_EXERCISE GOAL_
From the entries below, extract every line that includes the word "would".

_GIVEN INFORMATION_
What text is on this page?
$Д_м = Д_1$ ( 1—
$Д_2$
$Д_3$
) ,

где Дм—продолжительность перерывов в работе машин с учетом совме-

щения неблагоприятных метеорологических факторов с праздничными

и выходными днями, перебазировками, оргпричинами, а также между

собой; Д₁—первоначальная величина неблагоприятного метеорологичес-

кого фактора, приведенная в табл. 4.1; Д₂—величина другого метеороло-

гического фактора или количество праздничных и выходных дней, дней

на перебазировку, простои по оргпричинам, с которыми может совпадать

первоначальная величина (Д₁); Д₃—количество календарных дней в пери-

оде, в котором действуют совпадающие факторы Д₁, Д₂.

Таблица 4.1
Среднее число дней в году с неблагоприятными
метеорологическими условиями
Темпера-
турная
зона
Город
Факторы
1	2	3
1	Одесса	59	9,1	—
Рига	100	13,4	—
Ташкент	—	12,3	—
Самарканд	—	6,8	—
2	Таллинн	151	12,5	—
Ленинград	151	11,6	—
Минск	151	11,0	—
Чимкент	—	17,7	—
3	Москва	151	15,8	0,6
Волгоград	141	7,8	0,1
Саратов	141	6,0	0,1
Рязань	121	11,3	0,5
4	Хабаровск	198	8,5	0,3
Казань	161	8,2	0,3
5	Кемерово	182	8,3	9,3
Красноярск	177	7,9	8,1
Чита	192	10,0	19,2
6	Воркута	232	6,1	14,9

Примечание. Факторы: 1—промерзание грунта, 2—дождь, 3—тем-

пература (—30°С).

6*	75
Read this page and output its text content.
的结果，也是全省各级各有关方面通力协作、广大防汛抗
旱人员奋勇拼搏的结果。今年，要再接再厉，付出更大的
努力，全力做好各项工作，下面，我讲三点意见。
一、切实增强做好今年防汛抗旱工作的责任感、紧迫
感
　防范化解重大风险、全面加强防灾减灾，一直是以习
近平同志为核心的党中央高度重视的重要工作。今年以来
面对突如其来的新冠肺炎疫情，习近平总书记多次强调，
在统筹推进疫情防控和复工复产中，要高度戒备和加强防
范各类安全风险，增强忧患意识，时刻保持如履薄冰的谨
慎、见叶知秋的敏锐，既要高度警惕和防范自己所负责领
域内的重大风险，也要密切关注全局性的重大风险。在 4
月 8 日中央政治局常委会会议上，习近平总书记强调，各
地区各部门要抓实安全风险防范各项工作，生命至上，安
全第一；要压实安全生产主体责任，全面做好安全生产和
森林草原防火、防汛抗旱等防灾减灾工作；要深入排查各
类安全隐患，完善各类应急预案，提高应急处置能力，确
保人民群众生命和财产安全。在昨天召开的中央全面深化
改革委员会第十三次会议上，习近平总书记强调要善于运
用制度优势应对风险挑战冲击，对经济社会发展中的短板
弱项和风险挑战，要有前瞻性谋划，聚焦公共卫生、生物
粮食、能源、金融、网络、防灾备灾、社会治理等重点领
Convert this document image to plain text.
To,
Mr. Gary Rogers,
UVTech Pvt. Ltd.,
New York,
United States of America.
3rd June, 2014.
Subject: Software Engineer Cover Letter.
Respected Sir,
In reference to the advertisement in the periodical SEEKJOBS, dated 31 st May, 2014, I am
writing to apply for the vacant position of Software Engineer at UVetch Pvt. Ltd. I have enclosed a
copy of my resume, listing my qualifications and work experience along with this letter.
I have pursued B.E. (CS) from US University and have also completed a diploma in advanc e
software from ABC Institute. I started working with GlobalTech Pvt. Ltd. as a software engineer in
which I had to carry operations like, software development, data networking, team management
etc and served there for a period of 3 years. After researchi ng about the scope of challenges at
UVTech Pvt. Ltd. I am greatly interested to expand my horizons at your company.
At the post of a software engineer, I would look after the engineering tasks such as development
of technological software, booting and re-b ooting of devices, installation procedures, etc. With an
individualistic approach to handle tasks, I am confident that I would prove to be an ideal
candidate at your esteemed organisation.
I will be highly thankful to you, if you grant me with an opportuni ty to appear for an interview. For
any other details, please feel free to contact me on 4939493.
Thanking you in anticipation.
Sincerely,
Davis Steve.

_RESULT FOR THIS EXERCISE_
At the post of a software engineer, I would look after the engineering tasks such as development
individualistic approach to handle tasks, I am confident that I would prove to be an ideal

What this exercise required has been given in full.